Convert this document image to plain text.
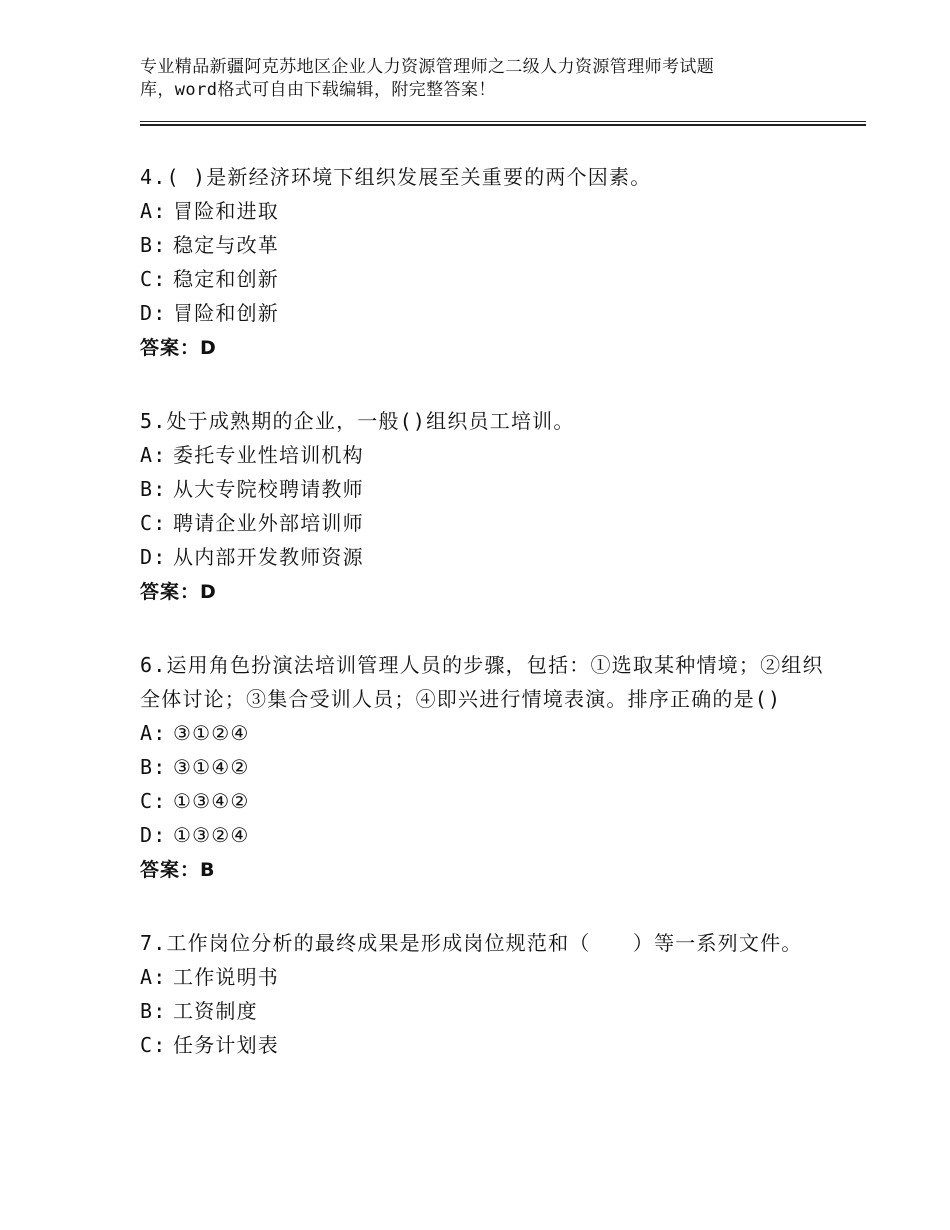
专业精品新疆阿克苏地区企业人力资源管理师之二级人力资源管理师考试题
库，word格式可自由下载编辑，附完整答案！

4.( )是新经济环境下组织发展至关重要的两个因素。

A: 冒险和进取

B: 稳定与改革

C: 稳定和创新

D: 冒险和创新

答案：D

5.处于成熟期的企业，一般()组织员工培训。

A: 委托专业性培训机构

B: 从大专院校聘请教师

C: 聘请企业外部培训师

D: 从内部开发教师资源

答案：D

6.运用角色扮演法培训管理人员的步骤，包括：①选取某种情境；②组织全体讨论；③集合受训人员；④即兴进行情境表演。排序正确的是()

A: ③①②④

B: ③①④②

C: ①③④②

D: ①③②④

答案：B

7.工作岗位分析的最终成果是形成岗位规范和（　　）等一系列文件。

A: 工作说明书

B: 工资制度

C: 任务计划表
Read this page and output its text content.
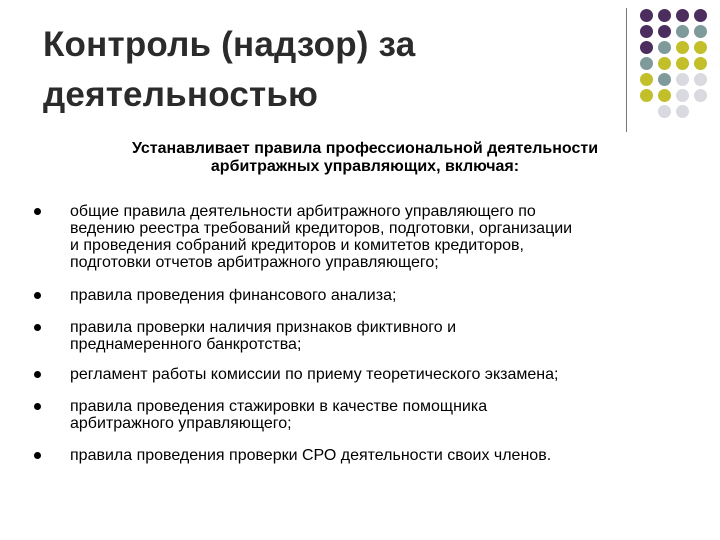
Контроль (надзор) за
деятельностью
Устанавливает правила профессиональной деятельности
арбитражных управляющих, включая:
общие правила деятельности арбитражного управляющего по
ведению реестра требований кредиторов, подготовки, организации
и проведения собраний кредиторов и комитетов кредиторов,
подготовки отчетов арбитражного управляющего;
правила проведения финансового анализа;
правила проверки наличия признаков фиктивного и
преднамеренного банкротства;
регламент работы комиссии по приему теоретического экзамена;
правила проведения стажировки в качестве помощника
арбитражного управляющего;
правила проведения проверки СРО деятельности своих членов.
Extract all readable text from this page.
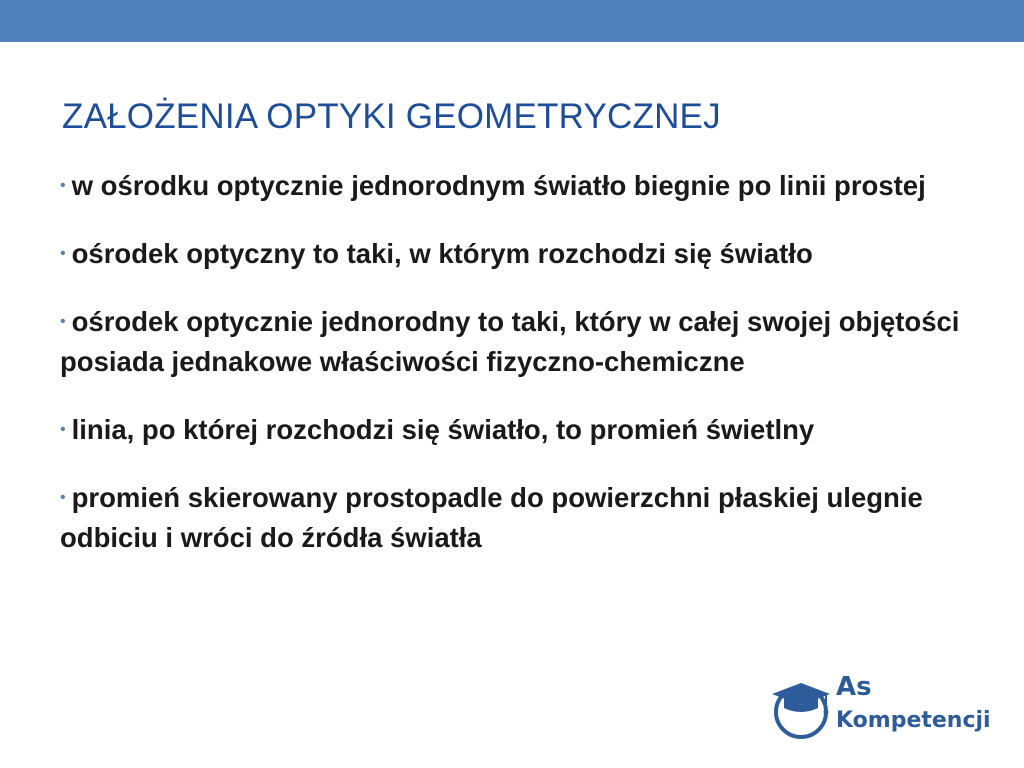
ZAŁOŻENIA OPTYKI GEOMETRYCZNEJ
• w ośrodku optycznie jednorodnym światło biegnie po linii prostej
• ośrodek optyczny to taki, w którym rozchodzi się światło
• ośrodek optycznie jednorodny to taki, który w całej swojej objętości posiada jednakowe właściwości fizyczno-chemiczne
• linia, po której rozchodzi się światło, to promień świetlny
• promień skierowany prostopadle do powierzchni płaskiej ulegnie odbiciu i wróci do źródła światła
As
Kompetencji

───

§ Aim of the task
Every record above should be written out again exactly; the pictures stay out of the copy.

§ Task output
Convert this document image to plain text.
专业精品新疆阿克苏地区企业人力资源管理师之二级人力资源管理师考试题
库，word格式可自由下载编辑，附完整答案！

4.( )是新经济环境下组织发展至关重要的两个因素。

A: 冒险和进取

B: 稳定与改革

C: 稳定和创新

D: 冒险和创新

答案：D

5.处于成熟期的企业，一般()组织员工培训。

A: 委托专业性培训机构

B: 从大专院校聘请教师

C: 聘请企业外部培训师

D: 从内部开发教师资源

答案：D

6.运用角色扮演法培训管理人员的步骤，包括：①选取某种情境；②组织全体讨论；③集合受训人员；④即兴进行情境表演。排序正确的是()

A: ③①②④

B: ③①④②

C: ①③④②

D: ①③②④

答案：B

7.工作岗位分析的最终成果是形成岗位规范和（　　）等一系列文件。

A: 工作说明书

B: 工资制度

C: 任务计划表
Read this page and output its text content.
Контроль (надзор) за
деятельностью
Устанавливает правила профессиональной деятельности
арбитражных управляющих, включая:
общие правила деятельности арбитражного управляющего по
ведению реестра требований кредиторов, подготовки, организации
и проведения собраний кредиторов и комитетов кредиторов,
подготовки отчетов арбитражного управляющего;
правила проведения финансового анализа;
правила проверки наличия признаков фиктивного и
преднамеренного банкротства;
регламент работы комиссии по приему теоретического экзамена;
правила проведения стажировки в качестве помощника
арбитражного управляющего;
правила проведения проверки СРО деятельности своих членов.
Extract all readable text from this page.
ZAŁOŻENIA OPTYKI GEOMETRYCZNEJ
• w ośrodku optycznie jednorodnym światło biegnie po linii prostej
• ośrodek optyczny to taki, w którym rozchodzi się światło
• ośrodek optycznie jednorodny to taki, który w całej swojej objętości posiada jednakowe właściwości fizyczno-chemiczne
• linia, po której rozchodzi się światło, to promień świetlny
• promień skierowany prostopadle do powierzchni płaskiej ulegnie odbiciu i wróci do źródła światła
As
Kompetencji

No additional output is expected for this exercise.